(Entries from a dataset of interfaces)
++++

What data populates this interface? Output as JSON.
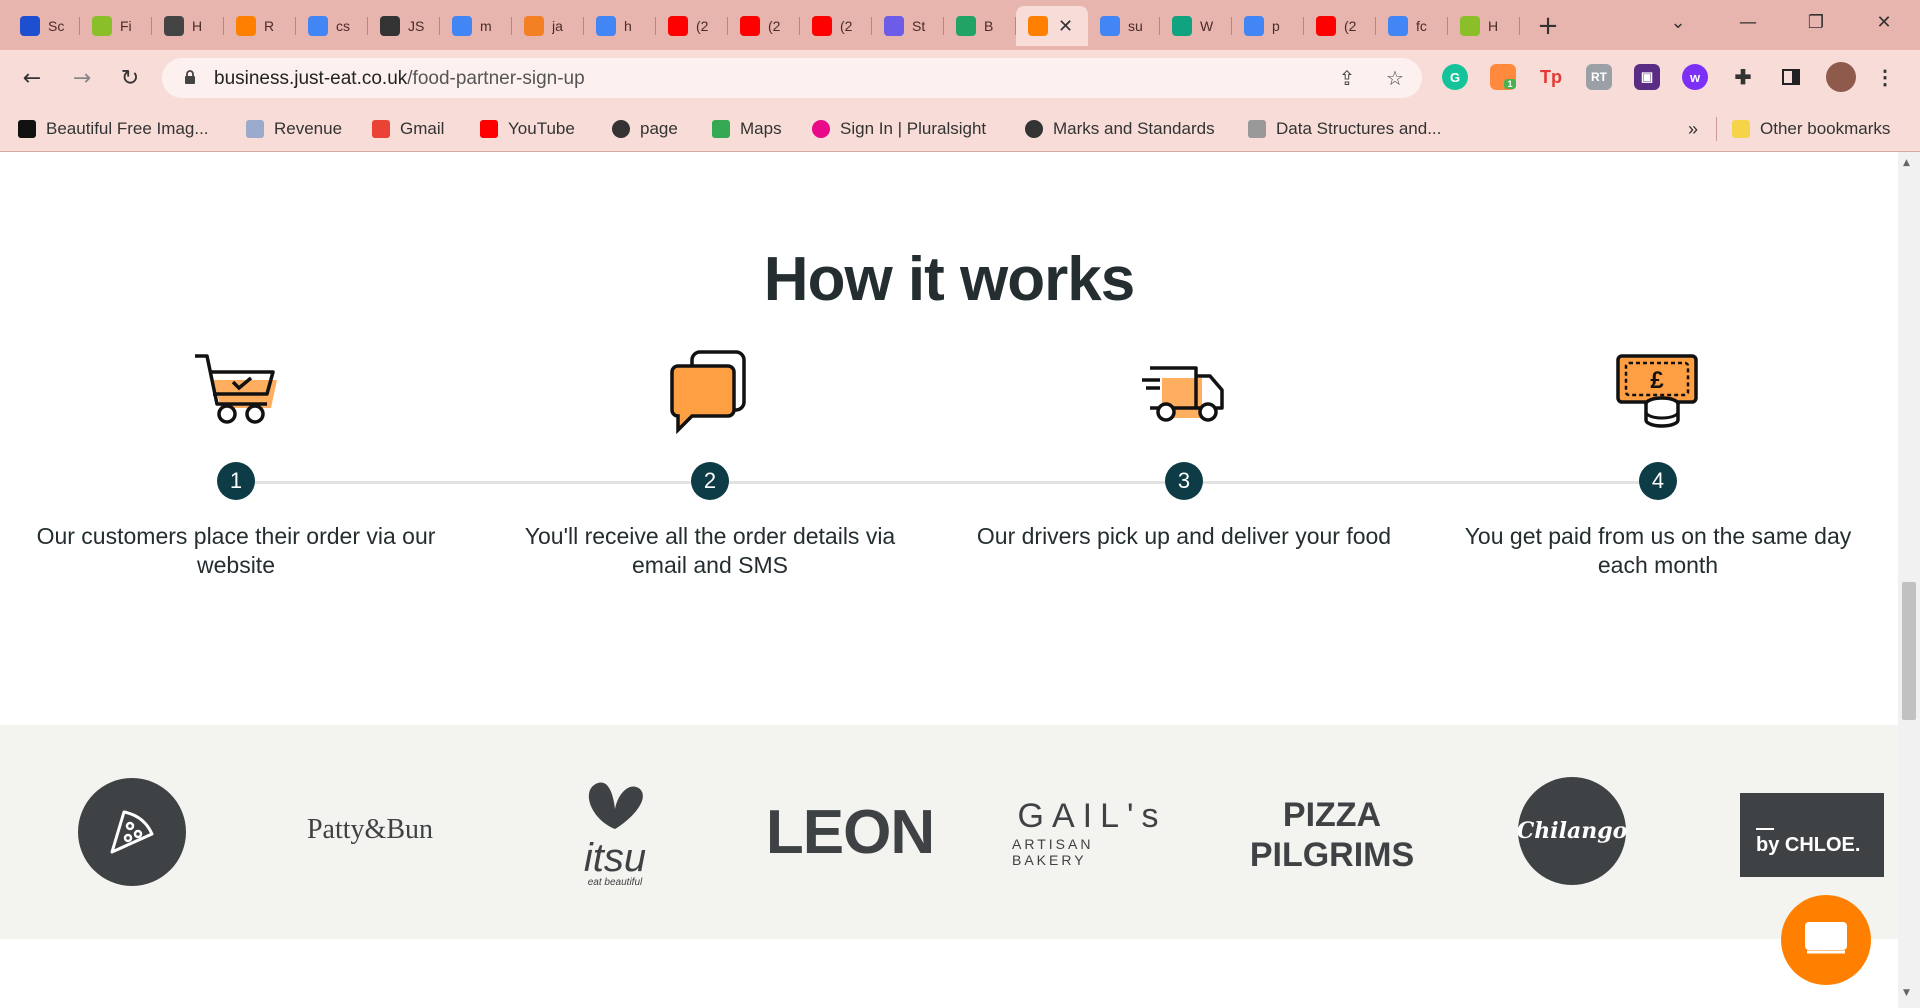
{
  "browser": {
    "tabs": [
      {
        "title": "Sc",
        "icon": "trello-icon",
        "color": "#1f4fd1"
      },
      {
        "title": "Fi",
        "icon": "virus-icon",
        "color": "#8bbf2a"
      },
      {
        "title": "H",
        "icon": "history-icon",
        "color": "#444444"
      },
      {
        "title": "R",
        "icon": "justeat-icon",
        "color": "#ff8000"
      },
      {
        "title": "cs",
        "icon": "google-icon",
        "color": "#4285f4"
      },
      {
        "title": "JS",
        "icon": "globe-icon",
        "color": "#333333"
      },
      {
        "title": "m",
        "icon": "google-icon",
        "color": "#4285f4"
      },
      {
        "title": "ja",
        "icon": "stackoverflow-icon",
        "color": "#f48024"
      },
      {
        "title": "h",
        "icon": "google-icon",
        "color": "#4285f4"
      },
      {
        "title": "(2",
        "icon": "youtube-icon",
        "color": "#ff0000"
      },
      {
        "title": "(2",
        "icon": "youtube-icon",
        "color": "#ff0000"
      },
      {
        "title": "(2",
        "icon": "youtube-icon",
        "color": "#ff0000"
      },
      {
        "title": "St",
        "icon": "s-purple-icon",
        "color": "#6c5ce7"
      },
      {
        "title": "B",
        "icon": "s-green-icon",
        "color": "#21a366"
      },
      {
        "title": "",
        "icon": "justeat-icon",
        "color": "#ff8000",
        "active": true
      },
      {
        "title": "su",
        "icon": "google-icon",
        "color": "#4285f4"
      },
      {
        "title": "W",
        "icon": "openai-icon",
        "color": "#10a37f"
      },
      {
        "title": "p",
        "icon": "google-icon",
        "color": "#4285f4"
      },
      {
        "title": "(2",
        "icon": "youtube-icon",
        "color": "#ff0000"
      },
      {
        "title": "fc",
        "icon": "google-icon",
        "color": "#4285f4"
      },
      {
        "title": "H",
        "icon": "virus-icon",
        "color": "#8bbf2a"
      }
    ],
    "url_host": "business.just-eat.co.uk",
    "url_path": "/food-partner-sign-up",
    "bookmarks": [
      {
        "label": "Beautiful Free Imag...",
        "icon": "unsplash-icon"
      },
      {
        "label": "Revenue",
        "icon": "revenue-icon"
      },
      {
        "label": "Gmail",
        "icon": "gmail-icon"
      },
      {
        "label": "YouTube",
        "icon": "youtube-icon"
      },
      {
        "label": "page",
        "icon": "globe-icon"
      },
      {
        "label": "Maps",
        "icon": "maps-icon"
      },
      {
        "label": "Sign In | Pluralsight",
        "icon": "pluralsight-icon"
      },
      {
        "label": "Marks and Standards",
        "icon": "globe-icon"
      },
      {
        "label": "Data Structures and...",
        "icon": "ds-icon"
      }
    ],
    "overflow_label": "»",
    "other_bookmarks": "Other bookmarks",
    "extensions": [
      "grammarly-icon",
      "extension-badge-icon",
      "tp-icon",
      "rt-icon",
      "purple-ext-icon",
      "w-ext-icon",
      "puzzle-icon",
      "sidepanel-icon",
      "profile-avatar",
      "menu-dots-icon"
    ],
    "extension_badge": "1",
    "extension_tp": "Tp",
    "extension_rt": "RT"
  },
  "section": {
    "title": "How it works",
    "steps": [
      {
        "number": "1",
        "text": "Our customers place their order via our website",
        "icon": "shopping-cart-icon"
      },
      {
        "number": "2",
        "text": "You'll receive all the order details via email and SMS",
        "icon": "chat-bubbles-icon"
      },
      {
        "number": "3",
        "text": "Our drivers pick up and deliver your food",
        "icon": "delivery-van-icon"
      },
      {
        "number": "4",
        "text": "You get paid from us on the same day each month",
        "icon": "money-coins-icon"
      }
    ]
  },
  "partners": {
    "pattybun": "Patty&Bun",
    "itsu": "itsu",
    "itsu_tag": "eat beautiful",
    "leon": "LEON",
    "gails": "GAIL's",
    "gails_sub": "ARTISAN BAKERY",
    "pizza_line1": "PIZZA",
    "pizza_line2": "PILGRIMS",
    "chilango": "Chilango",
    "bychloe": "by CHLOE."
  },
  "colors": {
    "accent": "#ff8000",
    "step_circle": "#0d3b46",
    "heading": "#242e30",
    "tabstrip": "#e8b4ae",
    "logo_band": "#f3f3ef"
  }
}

++++

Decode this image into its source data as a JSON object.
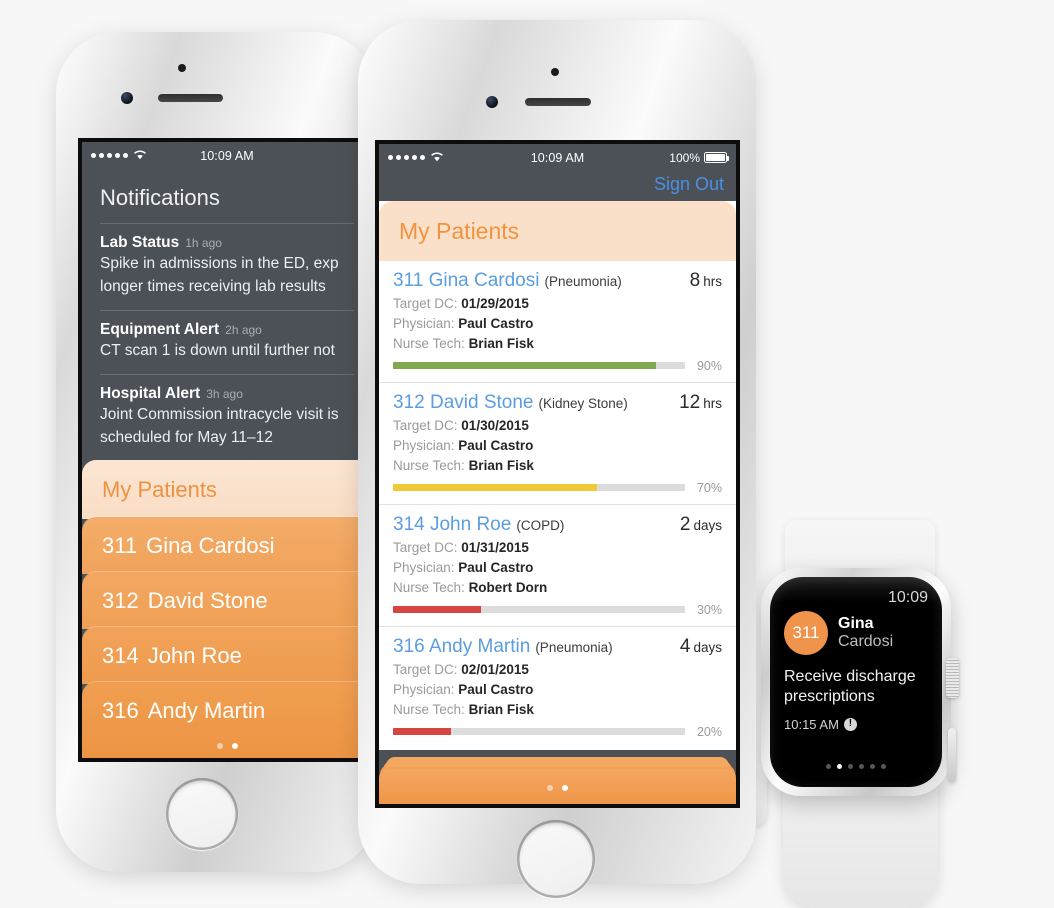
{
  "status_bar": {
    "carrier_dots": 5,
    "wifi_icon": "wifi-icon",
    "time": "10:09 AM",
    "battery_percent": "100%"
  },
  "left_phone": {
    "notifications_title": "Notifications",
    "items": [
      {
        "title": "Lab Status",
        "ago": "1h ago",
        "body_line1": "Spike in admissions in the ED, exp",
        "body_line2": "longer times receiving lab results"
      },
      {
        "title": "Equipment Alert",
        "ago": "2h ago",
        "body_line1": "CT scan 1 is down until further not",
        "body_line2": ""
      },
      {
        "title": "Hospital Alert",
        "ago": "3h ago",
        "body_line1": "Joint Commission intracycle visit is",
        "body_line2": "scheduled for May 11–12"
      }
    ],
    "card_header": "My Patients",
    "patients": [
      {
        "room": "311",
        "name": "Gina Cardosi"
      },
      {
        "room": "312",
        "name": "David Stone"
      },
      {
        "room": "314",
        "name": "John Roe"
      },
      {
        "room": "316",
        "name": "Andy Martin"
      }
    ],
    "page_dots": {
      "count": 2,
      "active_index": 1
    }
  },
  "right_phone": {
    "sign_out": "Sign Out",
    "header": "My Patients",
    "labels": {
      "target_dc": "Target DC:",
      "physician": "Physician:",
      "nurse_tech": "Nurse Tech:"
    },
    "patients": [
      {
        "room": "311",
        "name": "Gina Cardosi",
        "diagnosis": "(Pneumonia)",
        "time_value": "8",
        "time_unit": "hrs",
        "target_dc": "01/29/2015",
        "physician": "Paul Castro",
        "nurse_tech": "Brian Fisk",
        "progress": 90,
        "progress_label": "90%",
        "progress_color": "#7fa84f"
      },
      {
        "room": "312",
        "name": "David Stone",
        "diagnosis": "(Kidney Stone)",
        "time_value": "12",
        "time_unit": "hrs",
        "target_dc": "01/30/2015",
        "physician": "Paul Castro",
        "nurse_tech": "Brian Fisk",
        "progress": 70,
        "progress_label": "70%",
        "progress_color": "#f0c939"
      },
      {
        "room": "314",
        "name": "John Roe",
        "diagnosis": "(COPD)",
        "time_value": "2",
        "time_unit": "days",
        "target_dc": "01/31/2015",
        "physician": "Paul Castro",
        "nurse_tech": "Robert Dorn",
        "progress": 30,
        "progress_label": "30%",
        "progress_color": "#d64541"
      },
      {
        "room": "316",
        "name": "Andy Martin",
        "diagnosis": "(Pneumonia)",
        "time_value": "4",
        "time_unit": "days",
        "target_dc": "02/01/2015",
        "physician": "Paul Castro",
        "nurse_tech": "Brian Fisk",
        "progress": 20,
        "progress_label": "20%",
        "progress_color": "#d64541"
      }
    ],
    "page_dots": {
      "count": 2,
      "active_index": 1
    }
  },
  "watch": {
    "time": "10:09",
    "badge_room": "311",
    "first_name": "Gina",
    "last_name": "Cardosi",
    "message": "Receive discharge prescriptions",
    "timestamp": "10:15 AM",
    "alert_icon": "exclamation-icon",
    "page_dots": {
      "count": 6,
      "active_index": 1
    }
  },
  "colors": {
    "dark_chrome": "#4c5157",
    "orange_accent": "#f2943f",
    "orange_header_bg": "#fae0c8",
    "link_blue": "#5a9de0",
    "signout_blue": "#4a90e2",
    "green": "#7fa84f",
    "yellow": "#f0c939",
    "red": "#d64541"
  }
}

++++

What you are asked to do »
Count the lines above that contain the word "food", and give only that number.

Task response »
2